Stored dataset items
---------------

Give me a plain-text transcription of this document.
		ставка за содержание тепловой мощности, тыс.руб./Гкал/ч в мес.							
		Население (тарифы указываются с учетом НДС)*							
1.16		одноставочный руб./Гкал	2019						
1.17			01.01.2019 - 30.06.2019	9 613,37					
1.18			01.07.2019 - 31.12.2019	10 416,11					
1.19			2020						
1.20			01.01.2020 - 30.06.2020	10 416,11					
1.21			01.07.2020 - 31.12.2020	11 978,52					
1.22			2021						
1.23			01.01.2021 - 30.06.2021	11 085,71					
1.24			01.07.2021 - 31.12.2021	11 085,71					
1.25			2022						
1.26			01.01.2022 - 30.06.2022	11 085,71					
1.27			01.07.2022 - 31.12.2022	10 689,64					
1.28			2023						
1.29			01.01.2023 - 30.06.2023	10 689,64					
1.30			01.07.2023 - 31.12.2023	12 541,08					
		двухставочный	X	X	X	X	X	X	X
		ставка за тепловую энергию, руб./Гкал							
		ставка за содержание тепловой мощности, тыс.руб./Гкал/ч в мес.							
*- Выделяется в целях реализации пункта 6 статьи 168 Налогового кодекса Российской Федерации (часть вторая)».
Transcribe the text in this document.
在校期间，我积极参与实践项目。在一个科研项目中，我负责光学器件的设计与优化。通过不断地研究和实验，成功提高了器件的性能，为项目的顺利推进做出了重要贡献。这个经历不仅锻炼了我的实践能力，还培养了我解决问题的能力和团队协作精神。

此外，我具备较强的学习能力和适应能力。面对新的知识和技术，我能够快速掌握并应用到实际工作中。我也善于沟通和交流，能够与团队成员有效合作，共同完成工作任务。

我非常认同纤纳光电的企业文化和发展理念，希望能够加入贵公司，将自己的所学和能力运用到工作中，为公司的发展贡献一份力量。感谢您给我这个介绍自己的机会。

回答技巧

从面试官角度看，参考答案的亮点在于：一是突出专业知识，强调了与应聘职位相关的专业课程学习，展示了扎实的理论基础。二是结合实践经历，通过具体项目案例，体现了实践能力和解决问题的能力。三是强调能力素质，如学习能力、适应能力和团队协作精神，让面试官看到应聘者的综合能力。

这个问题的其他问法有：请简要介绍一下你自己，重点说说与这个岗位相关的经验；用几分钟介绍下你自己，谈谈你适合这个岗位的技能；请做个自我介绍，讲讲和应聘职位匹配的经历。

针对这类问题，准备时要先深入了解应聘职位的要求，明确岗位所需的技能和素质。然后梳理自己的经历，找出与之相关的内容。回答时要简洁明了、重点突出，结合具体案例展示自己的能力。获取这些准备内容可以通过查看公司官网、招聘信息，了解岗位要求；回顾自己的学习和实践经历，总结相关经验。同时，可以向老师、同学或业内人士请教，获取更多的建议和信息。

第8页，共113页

---------------

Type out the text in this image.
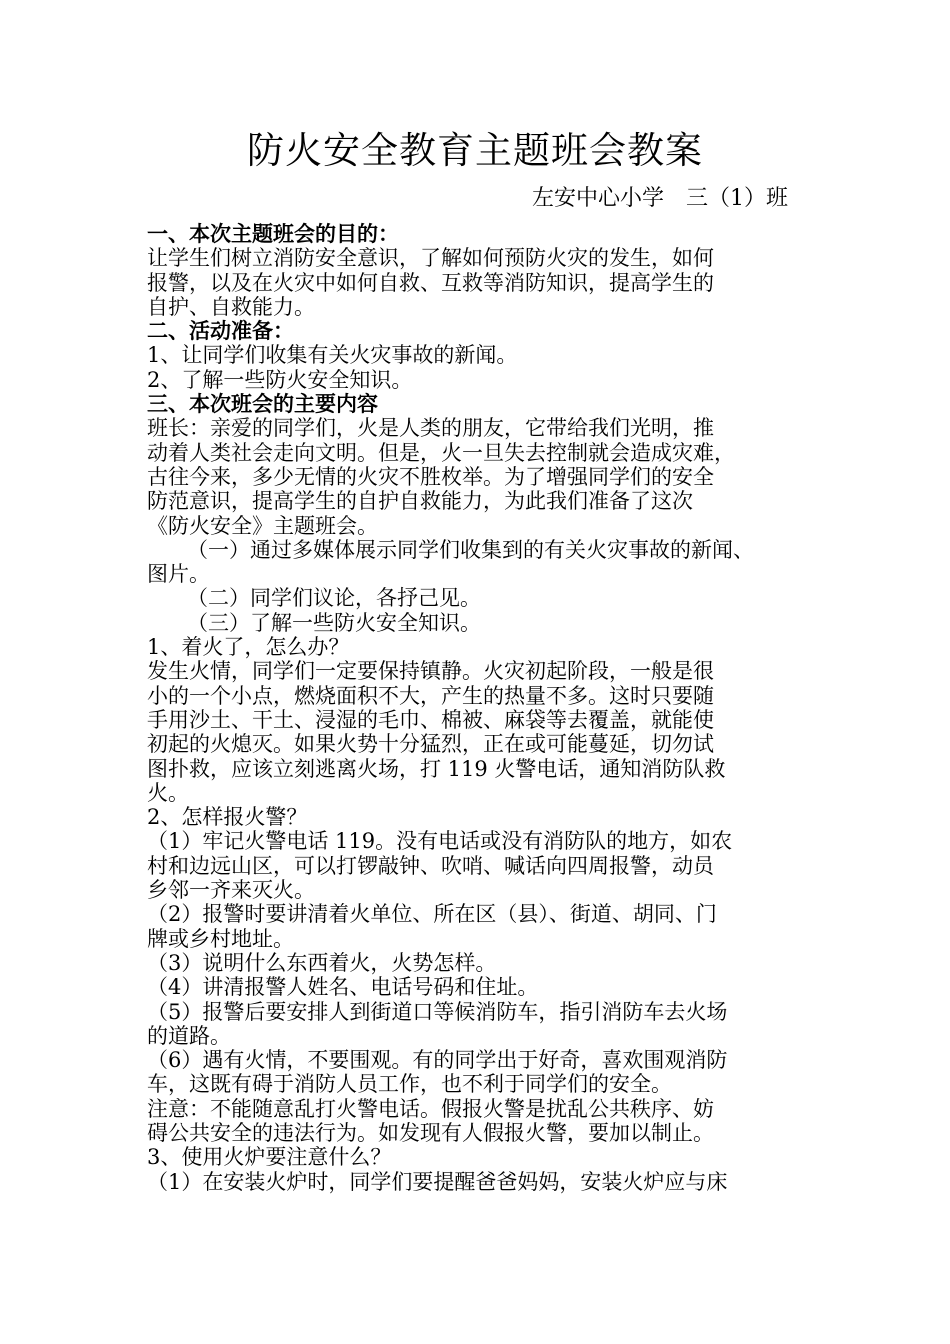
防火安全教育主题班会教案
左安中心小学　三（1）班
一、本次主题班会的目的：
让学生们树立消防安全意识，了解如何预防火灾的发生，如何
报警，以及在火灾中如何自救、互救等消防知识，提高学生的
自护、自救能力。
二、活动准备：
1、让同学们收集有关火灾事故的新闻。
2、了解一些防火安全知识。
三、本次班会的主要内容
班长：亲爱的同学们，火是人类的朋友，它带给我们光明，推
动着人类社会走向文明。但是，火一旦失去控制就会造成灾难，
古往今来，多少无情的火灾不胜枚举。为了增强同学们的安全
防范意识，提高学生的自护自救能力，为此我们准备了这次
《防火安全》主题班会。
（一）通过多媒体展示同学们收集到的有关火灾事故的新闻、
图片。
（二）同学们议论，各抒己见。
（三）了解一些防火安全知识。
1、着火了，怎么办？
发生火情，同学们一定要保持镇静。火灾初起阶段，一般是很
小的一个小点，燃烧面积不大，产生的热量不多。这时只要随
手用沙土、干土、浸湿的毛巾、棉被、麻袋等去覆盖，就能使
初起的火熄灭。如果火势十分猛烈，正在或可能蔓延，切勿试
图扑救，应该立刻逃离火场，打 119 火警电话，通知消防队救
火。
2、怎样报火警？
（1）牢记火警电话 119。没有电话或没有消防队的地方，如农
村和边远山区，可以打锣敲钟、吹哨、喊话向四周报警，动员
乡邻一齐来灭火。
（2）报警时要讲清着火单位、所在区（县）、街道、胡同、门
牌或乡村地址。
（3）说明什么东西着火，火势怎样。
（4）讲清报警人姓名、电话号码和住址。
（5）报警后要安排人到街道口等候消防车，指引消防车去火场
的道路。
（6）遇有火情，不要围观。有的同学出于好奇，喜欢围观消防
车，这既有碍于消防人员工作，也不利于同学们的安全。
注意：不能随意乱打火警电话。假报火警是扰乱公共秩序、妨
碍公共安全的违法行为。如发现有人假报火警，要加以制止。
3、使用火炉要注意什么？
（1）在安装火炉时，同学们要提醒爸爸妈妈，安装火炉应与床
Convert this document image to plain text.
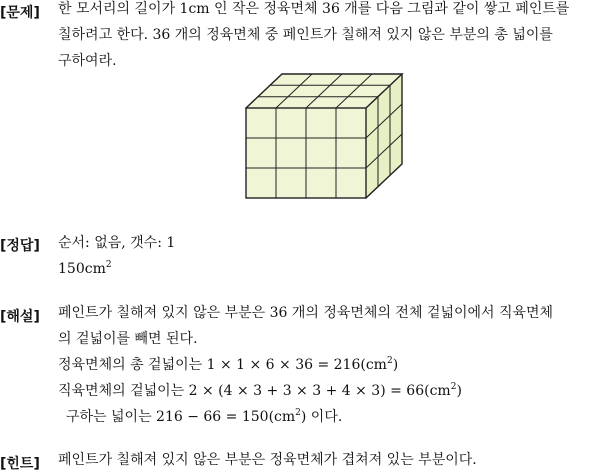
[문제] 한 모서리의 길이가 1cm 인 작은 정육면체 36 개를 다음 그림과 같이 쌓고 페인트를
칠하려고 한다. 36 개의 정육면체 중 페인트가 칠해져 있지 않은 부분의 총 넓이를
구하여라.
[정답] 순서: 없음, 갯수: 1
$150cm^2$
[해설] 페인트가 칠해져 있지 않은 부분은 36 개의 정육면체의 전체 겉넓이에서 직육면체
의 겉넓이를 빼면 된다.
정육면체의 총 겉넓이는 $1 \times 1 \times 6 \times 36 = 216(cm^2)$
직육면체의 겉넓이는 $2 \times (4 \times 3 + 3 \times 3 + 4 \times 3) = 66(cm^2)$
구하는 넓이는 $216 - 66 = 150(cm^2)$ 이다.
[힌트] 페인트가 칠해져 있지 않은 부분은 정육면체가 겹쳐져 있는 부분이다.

---------------

How many lines in the entries contain the string "정육면체의"? Answer with the number only.

#### Response for this exercise
2